[BEGIN Source extract]

Since many ancestors of Americans were foreign born, naturalization records are another a source of genealogical information that you might want to investigate. Naturalization is the process through which a foreign born person becomes a citizen of the United States and is eligible to vote.
Not all immigrants became citizens as it is not required. Many obtained their citizenship because of pride in their new country and a desire to participate in democratic elections, a privilege perhaps not accorded to them in their country of birth. Others became citizens for more materialistic reasons, such as the right to acquire free land through homesteading. During times of war, there was often hostility towards people from the enemy country and immigrants may have obtained citizenship to show their loyalty to the U.S., especially if they had children serving in the U.S. military.
Was Your Ancestor Naturalized?
Before beginning a search for a naturalization record, it may save hours of futile research if you try to determine if there is evidence that the individual you are researching did become a citizen. There are several ways to do this:
Even with the above information, keep in mind the following caveats:
- Location of Birth -- Was the person foreign born? Usually there's no need to be naturalized if born in the U.S.

[END Source extract]

▶ **What you need to do**:
Copy the naturalization records text from "Not all immigrants" up to and including "the U.S. military.", swapping "homesteading" for "settlement claims".

[BEGIN Data lines]

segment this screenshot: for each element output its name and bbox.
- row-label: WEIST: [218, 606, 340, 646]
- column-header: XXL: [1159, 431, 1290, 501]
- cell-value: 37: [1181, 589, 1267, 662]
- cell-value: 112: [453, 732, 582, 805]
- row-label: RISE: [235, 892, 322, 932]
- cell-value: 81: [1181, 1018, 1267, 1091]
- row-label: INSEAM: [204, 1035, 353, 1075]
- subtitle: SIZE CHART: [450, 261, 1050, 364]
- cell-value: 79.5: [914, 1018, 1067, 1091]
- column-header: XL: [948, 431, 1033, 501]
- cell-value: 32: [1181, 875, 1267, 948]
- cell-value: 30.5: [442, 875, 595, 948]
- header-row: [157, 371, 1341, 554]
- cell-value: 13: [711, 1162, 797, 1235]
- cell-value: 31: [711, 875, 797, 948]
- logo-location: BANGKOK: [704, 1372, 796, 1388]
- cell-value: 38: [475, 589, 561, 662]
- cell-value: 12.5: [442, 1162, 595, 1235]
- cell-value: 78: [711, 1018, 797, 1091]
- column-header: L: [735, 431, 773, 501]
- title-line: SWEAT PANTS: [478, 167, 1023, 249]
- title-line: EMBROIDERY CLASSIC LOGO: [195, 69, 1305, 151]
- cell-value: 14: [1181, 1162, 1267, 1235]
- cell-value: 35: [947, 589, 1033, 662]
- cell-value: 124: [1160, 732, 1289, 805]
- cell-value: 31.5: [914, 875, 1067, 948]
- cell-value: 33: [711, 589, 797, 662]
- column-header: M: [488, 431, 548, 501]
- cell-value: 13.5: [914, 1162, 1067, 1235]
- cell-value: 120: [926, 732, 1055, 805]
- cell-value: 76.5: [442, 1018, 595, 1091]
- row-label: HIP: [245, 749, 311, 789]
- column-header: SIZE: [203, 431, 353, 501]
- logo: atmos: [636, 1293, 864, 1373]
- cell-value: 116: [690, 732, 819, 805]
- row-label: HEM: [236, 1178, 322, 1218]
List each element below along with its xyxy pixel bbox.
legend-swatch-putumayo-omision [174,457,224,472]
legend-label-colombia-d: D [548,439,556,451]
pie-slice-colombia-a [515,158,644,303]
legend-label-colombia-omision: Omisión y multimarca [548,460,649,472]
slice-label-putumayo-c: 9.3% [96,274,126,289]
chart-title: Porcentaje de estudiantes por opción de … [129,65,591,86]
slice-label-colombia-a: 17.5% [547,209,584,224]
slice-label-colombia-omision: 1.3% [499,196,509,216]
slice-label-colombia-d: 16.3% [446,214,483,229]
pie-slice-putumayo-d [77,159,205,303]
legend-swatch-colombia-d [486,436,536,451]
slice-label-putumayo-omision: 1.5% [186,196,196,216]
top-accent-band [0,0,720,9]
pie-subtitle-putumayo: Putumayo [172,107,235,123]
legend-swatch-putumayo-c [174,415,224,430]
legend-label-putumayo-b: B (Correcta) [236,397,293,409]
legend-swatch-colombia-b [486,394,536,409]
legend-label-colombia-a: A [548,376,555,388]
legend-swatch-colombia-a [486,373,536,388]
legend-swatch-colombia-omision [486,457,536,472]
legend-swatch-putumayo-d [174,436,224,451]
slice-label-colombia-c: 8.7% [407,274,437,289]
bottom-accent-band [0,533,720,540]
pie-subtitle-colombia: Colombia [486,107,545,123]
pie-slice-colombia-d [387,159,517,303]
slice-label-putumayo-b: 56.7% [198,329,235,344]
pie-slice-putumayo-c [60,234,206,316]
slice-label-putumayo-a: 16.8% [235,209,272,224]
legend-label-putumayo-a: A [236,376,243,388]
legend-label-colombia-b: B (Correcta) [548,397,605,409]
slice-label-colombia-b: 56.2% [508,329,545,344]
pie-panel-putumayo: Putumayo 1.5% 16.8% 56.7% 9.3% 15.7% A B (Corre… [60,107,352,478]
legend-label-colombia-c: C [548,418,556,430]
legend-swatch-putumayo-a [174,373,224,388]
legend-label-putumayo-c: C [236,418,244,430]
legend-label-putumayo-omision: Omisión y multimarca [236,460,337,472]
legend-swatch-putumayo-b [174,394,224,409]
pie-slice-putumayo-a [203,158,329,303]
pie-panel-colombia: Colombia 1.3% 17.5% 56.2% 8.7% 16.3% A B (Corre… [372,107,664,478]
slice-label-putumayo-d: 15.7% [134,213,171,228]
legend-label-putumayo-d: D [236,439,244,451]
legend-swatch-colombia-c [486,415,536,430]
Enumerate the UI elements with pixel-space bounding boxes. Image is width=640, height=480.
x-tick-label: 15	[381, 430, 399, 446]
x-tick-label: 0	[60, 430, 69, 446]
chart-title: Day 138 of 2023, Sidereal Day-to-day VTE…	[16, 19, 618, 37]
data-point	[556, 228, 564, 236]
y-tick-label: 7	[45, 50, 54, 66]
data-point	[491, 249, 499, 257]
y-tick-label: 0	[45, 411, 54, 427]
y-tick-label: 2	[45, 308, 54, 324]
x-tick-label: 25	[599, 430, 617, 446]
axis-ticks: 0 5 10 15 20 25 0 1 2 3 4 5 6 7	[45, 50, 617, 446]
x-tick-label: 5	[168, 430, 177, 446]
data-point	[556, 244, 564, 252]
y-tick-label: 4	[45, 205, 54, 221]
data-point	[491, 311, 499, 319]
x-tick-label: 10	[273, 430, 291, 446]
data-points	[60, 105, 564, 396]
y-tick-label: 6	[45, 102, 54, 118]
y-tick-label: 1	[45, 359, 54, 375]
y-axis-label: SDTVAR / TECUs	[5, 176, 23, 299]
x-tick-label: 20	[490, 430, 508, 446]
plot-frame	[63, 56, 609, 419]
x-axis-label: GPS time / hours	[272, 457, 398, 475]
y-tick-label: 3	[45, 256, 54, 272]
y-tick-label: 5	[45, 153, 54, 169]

[END Data lines]

▶ **Output of the task**:
Not all immigrants became citizens as it is not required. Many obtained their citizenship because of pride in their new country and a desire to participate in democratic elections, a privilege perhaps not accorded to them in their country of birth. Others became citizens for more materialistic reasons, such as the right to acquire free land through settlement claims. During times of war, there was often hostility towards people from the enemy country and immigrants may have obtained citizenship to show their loyalty to the U.S., especially if they had children serving in the U.S. military.